Reproduce all of the data exactly.

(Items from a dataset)
##########

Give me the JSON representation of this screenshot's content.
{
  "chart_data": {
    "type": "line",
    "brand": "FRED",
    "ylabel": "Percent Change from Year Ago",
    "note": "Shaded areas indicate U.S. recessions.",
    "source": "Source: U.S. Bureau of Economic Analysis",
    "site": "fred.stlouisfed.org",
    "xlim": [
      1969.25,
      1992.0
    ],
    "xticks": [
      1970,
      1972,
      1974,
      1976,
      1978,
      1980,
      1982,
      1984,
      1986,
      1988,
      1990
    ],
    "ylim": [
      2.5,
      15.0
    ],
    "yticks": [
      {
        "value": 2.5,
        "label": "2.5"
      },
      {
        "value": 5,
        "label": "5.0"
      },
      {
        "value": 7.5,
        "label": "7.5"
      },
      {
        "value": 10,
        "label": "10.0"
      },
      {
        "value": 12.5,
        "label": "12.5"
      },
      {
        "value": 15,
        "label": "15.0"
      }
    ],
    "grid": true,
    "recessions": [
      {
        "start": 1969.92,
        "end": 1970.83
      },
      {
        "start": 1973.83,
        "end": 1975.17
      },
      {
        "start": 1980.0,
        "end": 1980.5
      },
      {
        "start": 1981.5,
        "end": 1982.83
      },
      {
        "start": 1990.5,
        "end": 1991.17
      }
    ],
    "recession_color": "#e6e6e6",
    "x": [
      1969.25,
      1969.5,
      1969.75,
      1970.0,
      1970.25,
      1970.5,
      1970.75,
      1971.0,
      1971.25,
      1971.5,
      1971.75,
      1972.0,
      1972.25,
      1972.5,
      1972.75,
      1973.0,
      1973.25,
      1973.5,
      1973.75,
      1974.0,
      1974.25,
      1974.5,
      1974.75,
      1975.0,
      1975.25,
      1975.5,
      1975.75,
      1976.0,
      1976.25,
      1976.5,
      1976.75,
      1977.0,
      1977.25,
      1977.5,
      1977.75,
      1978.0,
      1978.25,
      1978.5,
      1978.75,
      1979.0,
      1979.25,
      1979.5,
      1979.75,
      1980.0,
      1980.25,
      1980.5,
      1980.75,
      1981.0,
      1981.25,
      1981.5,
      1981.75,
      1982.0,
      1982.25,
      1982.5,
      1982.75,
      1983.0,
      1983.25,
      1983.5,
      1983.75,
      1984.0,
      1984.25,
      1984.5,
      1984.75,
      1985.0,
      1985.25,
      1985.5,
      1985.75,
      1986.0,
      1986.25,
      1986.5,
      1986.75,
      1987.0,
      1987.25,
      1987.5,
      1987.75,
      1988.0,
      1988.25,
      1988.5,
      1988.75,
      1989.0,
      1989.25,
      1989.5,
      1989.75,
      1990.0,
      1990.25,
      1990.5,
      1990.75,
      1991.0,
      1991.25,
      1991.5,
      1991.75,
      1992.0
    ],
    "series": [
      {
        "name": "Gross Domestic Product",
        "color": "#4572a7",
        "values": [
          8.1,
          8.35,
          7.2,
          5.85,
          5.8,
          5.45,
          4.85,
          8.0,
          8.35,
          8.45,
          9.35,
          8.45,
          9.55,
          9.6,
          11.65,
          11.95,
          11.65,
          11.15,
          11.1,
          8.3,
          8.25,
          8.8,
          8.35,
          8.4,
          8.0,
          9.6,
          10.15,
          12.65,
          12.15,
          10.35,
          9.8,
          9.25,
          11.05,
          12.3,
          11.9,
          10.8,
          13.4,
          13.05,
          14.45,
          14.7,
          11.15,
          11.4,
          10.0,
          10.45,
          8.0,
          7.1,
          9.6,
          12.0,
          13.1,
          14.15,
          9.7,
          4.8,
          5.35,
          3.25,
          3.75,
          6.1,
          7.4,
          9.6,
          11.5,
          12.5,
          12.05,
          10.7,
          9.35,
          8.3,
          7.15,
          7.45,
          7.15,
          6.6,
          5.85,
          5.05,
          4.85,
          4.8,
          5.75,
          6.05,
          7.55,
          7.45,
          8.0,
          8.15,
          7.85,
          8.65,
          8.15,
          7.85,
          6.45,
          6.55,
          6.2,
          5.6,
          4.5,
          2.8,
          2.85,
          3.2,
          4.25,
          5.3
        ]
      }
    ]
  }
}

##########

> _Reply_
Give me the JSON representation of this screenshot's content.
{
  "chart_data": {
    "type": "line",
    "brand": "FRED",
    "ylabel": "Percent Change from Year Ago",
    "note": "Shaded areas indicate U.S. recessions.",
    "source": "Source: U.S. Bureau of Economic Analysis",
    "site": "fred.stlouisfed.org",
    "xlim": [
      1969.25,
      1992.0
    ],
    "xticks": [
      1970,
      1972,
      1974,
      1976,
      1978,
      1980,
      1982,
      1984,
      1986,
      1988,
      1990
    ],
    "ylim": [
      2.5,
      15.0
    ],
    "yticks": [
      {
        "value": 2.5,
        "label": "2.5"
      },
      {
        "value": 5,
        "label": "5.0"
      },
      {
        "value": 7.5,
        "label": "7.5"
      },
      {
        "value": 10,
        "label": "10.0"
      },
      {
        "value": 12.5,
        "label": "12.5"
      },
      {
        "value": 15,
        "label": "15.0"
      }
    ],
    "grid": true,
    "recessions": [
      {
        "start": 1969.92,
        "end": 1970.83
      },
      {
        "start": 1973.83,
        "end": 1975.17
      },
      {
        "start": 1980.0,
        "end": 1980.5
      },
      {
        "start": 1981.5,
        "end": 1982.83
      },
      {
        "start": 1990.5,
        "end": 1991.17
      }
    ],
    "recession_color": "#e6e6e6",
    "x": [
      1969.25,
      1969.5,
      1969.75,
      1970.0,
      1970.25,
      1970.5,
      1970.75,
      1971.0,
      1971.25,
      1971.5,
      1971.75,
      1972.0,
      1972.25,
      1972.5,
      1972.75,
      1973.0,
      1973.25,
      1973.5,
      1973.75,
      1974.0,
      1974.25,
      1974.5,
      1974.75,
      1975.0,
      1975.25,
      1975.5,
      1975.75,
      1976.0,
      1976.25,
      1976.5,
      1976.75,
      1977.0,
      1977.25,
      1977.5,
      1977.75,
      1978.0,
      1978.25,
      1978.5,
      1978.75,
      1979.0,
      1979.25,
      1979.5,
      1979.75,
      1980.0,
      1980.25,
      1980.5,
      1980.75,
      1981.0,
      1981.25,
      1981.5,
      1981.75,
      1982.0,
      1982.25,
      1982.5,
      1982.75,
      1983.0,
      1983.25,
      1983.5,
      1983.75,
      1984.0,
      1984.25,
      1984.5,
      1984.75,
      1985.0,
      1985.25,
      1985.5,
      1985.75,
      1986.0,
      1986.25,
      1986.5,
      1986.75,
      1987.0,
      1987.25,
      1987.5,
      1987.75,
      1988.0,
      1988.25,
      1988.5,
      1988.75,
      1989.0,
      1989.25,
      1989.5,
      1989.75,
      1990.0,
      1990.25,
      1990.5,
      1990.75,
      1991.0,
      1991.25,
      1991.5,
      1991.75,
      1992.0
    ],
    "series": [
      {
        "name": "Gross Domestic Product",
        "color": "#4572a7",
        "values": [
          8.1,
          8.35,
          7.2,
          5.85,
          5.8,
          5.45,
          4.85,
          8.0,
          8.35,
          8.45,
          9.35,
          8.45,
          9.55,
          9.6,
          11.65,
          11.95,
          11.65,
          11.15,
          11.1,
          8.3,
          8.25,
          8.8,
          8.35,
          8.4,
          8.0,
          9.6,
          10.15,
          12.65,
          12.15,
          10.35,
          9.8,
          9.25,
          11.05,
          12.3,
          11.9,
          10.8,
          13.4,
          13.05,
          14.45,
          14.7,
          11.15,
          11.4,
          10.0,
          10.45,
          8.0,
          7.1,
          9.6,
          12.0,
          13.1,
          14.15,
          9.7,
          4.8,
          5.35,
          3.25,
          3.75,
          6.1,
          7.4,
          9.6,
          11.5,
          12.5,
          12.05,
          10.7,
          9.35,
          8.3,
          7.15,
          7.45,
          7.15,
          6.6,
          5.85,
          5.05,
          4.85,
          4.8,
          5.75,
          6.05,
          7.55,
          7.45,
          8.0,
          8.15,
          7.85,
          8.65,
          8.15,
          7.85,
          6.45,
          6.55,
          6.2,
          5.6,
          4.5,
          2.8,
          2.85,
          3.2,
          4.25,
          5.3
        ]
      }
    ]
  }
}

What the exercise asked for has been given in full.